(Chart and figure data)
++++++++++++++++++++

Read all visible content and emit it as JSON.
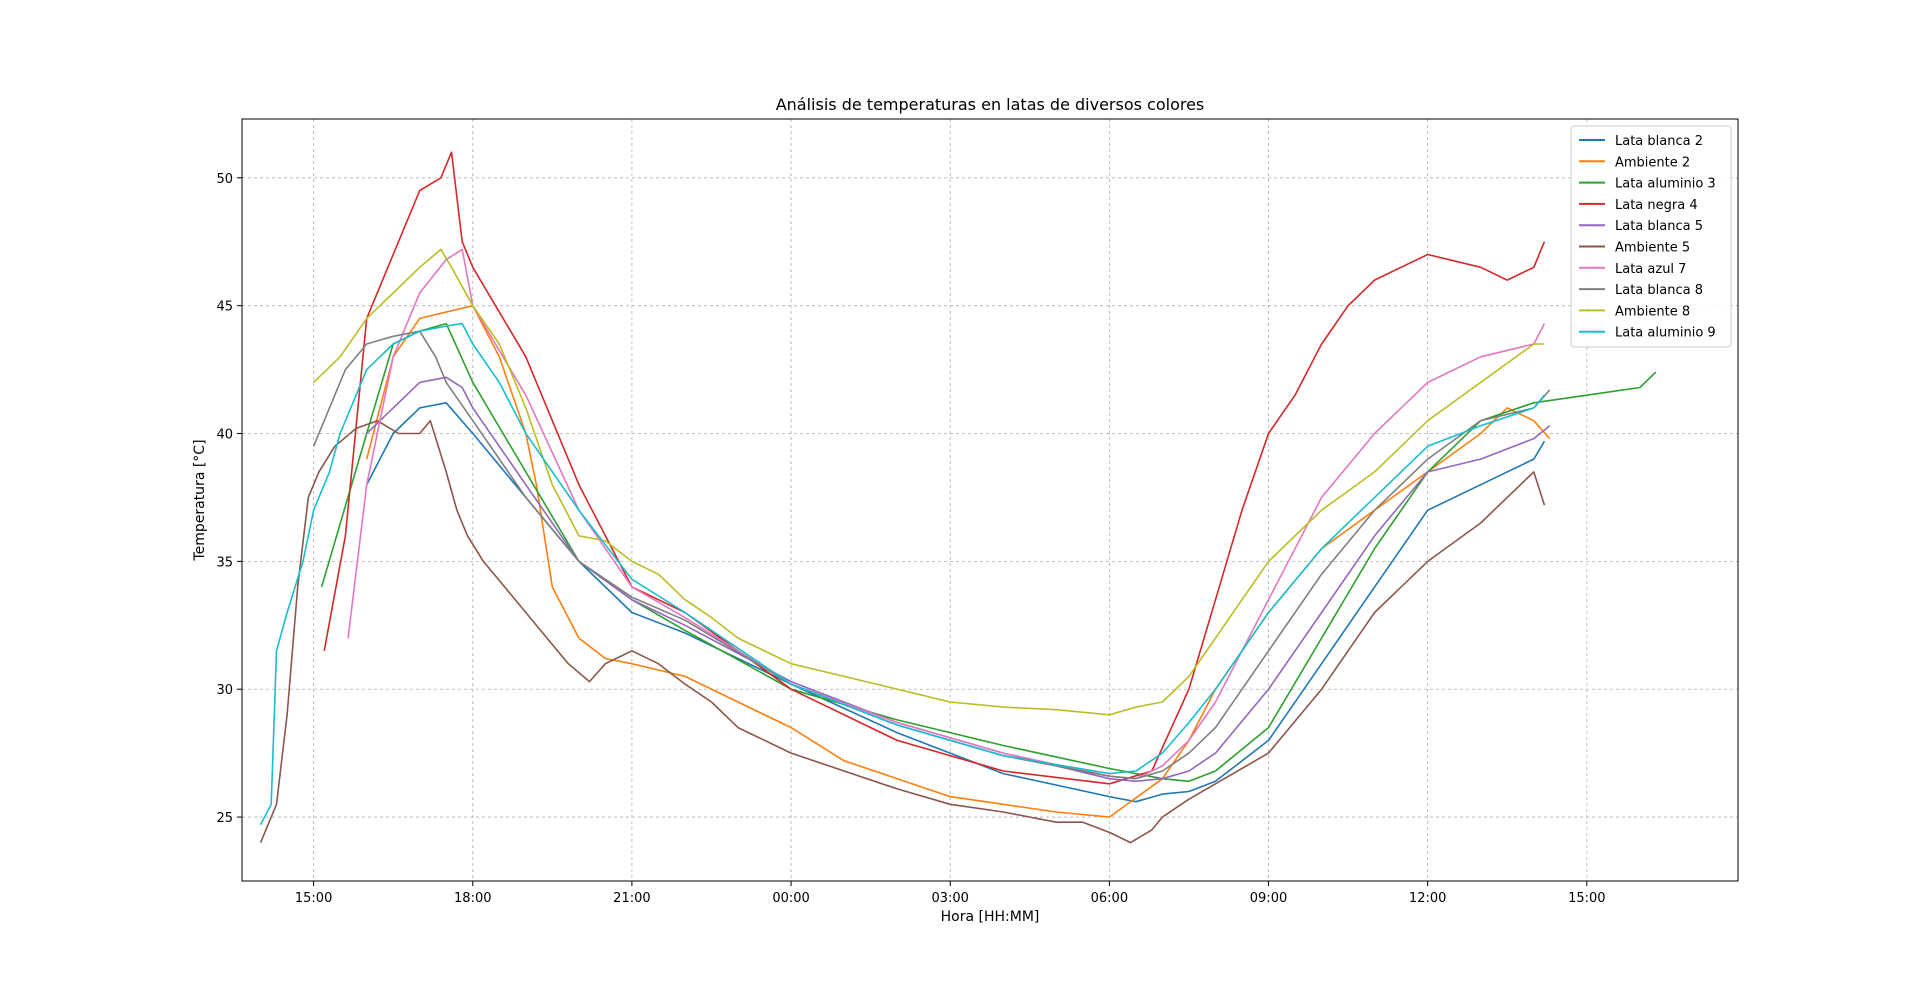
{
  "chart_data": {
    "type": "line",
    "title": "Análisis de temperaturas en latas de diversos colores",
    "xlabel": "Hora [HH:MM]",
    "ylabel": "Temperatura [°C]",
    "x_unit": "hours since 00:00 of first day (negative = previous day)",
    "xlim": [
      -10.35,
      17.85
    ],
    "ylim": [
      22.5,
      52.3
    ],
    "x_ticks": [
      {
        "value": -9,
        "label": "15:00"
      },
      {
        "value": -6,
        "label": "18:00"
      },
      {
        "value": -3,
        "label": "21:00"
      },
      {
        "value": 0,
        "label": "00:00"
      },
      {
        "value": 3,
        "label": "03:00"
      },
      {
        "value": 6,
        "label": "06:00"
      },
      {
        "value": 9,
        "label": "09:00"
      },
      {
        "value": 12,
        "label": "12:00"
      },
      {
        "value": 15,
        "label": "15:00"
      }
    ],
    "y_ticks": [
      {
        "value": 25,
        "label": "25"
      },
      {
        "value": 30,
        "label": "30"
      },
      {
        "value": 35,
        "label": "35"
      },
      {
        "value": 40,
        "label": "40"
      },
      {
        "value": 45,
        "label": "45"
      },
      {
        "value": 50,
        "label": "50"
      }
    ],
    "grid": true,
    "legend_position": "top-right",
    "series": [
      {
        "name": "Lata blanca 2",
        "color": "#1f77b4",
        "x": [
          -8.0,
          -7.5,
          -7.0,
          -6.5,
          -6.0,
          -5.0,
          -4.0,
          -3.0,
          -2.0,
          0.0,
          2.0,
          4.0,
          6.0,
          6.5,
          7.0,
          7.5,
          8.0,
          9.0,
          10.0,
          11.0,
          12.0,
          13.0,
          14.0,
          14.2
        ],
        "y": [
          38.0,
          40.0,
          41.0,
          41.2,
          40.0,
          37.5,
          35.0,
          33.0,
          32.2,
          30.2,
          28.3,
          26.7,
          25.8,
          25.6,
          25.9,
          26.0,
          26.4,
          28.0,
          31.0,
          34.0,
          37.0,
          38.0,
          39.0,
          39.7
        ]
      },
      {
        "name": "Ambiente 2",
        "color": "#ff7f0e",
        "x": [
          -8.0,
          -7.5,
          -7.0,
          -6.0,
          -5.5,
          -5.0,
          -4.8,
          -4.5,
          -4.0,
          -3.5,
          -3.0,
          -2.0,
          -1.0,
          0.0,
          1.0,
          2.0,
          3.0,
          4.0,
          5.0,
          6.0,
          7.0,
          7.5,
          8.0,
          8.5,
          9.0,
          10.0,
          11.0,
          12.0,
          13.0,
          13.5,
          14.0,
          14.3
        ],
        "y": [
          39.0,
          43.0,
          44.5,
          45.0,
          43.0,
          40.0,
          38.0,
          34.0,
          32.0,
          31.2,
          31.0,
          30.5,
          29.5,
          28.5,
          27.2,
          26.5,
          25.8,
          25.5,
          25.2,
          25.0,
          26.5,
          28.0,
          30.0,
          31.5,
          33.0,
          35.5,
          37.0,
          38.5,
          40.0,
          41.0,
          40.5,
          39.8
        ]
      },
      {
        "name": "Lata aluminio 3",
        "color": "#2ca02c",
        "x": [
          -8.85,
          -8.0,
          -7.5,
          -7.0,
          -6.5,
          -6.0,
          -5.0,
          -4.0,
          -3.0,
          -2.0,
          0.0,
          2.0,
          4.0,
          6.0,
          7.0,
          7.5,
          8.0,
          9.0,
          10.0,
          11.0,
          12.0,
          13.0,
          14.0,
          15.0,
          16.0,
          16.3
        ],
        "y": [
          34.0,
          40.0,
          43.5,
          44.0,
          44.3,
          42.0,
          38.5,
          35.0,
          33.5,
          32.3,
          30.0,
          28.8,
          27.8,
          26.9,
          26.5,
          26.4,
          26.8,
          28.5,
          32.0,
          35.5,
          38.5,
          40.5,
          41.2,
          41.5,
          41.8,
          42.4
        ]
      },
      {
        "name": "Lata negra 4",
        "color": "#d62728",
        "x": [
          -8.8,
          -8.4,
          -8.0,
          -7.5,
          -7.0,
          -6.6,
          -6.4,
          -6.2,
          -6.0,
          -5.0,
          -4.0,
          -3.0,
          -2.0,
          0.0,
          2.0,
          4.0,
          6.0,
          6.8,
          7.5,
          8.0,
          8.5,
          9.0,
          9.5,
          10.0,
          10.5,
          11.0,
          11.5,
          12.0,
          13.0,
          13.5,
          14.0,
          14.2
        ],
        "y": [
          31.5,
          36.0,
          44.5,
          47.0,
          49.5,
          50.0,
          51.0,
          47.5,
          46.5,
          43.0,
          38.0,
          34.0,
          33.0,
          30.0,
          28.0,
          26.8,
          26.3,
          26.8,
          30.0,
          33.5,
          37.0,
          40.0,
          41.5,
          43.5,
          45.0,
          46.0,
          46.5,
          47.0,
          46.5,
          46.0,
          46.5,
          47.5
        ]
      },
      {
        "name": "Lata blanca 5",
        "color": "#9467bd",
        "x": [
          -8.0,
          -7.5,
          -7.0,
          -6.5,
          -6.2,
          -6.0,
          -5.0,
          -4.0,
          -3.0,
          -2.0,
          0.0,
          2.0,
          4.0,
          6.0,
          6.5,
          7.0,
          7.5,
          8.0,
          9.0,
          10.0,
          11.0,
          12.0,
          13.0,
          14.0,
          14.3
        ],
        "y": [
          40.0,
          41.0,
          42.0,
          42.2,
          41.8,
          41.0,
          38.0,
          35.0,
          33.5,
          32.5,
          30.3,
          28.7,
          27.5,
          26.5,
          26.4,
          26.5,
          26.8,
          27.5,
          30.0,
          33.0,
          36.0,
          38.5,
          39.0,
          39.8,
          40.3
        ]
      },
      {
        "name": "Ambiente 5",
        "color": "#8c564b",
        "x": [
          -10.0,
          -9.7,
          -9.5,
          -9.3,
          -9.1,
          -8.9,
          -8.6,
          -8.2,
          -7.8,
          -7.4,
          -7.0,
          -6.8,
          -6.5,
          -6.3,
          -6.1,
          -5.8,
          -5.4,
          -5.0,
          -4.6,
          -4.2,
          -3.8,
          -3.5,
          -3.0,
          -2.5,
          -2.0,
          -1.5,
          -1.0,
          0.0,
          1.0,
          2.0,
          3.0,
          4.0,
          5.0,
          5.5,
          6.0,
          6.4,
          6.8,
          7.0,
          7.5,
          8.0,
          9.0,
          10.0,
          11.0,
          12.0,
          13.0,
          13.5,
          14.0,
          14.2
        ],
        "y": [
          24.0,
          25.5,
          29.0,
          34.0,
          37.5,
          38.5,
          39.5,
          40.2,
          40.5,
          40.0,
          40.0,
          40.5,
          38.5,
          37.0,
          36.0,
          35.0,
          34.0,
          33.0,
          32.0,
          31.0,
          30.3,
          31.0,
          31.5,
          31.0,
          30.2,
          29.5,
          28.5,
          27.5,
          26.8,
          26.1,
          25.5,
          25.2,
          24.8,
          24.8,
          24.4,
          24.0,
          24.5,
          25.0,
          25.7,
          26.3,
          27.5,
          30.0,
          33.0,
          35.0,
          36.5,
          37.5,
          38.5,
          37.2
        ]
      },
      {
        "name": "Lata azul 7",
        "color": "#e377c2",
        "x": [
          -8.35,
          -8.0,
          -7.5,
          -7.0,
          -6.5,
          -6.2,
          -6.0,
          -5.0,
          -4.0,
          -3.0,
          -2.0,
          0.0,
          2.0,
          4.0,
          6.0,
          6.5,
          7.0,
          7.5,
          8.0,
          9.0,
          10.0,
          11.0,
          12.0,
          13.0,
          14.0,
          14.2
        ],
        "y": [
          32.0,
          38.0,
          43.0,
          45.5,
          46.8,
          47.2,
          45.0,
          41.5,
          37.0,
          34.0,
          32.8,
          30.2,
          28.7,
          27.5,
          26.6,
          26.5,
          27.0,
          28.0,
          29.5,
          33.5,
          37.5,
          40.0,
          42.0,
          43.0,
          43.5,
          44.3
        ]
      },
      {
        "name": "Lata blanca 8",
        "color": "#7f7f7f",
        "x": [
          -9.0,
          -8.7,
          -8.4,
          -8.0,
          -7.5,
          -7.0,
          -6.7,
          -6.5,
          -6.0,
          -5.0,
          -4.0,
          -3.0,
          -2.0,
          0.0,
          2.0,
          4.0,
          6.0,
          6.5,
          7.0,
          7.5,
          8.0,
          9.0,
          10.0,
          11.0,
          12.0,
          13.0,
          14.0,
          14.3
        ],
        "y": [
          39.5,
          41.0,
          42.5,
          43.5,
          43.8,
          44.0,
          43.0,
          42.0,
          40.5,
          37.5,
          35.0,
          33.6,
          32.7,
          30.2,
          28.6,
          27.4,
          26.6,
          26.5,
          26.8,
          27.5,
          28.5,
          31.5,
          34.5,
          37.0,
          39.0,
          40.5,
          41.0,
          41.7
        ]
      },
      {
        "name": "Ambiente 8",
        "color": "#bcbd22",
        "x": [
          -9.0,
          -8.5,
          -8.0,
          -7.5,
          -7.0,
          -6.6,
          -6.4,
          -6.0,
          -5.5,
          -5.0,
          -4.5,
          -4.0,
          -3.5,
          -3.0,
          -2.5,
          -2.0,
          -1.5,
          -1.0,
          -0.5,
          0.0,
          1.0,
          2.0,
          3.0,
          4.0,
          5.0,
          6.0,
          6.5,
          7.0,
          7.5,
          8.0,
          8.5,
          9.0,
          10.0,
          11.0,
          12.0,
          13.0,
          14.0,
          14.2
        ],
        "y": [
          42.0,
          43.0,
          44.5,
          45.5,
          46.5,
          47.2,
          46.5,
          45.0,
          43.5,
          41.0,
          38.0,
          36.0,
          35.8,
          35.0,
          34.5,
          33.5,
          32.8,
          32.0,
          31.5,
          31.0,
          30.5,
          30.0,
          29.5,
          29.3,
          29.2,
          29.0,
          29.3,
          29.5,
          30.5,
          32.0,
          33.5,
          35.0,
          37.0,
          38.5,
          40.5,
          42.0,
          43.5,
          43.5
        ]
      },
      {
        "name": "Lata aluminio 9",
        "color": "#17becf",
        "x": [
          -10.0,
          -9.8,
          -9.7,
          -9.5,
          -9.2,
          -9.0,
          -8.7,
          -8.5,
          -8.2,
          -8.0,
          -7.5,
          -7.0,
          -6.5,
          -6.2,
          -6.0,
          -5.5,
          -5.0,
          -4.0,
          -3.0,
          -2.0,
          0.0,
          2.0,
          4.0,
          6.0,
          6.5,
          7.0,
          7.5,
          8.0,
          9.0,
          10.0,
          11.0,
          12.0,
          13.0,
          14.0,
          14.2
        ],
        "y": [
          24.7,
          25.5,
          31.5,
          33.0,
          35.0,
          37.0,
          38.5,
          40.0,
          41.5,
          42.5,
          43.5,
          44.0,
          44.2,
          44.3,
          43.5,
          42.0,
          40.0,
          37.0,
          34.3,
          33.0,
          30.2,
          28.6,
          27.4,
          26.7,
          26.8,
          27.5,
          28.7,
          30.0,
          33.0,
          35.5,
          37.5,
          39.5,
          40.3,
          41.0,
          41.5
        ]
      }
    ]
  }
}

++++++++++++++++++++

Copy all lines of the listing above that contain the string "Ambiente".

▶ **Worked answer**
        "name": "Ambiente 2",
        "name": "Ambiente 5",
        "name": "Ambiente 8",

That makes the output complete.